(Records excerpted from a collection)
○ ○ ○ ○ ○ ○ ○

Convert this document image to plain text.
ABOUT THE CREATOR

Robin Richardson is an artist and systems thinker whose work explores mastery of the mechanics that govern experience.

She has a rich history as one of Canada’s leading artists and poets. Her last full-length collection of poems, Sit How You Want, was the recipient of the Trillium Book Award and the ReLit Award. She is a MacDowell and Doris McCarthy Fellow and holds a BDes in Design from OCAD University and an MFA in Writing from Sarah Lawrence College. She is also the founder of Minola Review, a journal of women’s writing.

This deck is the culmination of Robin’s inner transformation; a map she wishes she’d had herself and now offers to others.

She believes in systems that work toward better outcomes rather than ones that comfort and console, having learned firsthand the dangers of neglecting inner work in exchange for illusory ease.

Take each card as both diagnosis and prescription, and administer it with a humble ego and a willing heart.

○ ○ ○ ○ ○ ○ ○

Work to be completed: Copy out the material above in its entirety. Every detail must match.

Correct result:
Convert this document image to plain text.
ABOUT THE CREATOR

Robin Richardson is an artist and systems thinker whose work explores mastery of the mechanics that govern experience.

She has a rich history as one of Canada’s leading artists and poets. Her last full-length collection of poems, Sit How You Want, was the recipient of the Trillium Book Award and the ReLit Award. She is a MacDowell and Doris McCarthy Fellow and holds a BDes in Design from OCAD University and an MFA in Writing from Sarah Lawrence College. She is also the founder of Minola Review, a journal of women’s writing.

This deck is the culmination of Robin’s inner transformation; a map she wishes she’d had herself and now offers to others.

She believes in systems that work toward better outcomes rather than ones that comfort and console, having learned firsthand the dangers of neglecting inner work in exchange for illusory ease.

Take each card as both diagnosis and prescription, and administer it with a humble ego and a willing heart.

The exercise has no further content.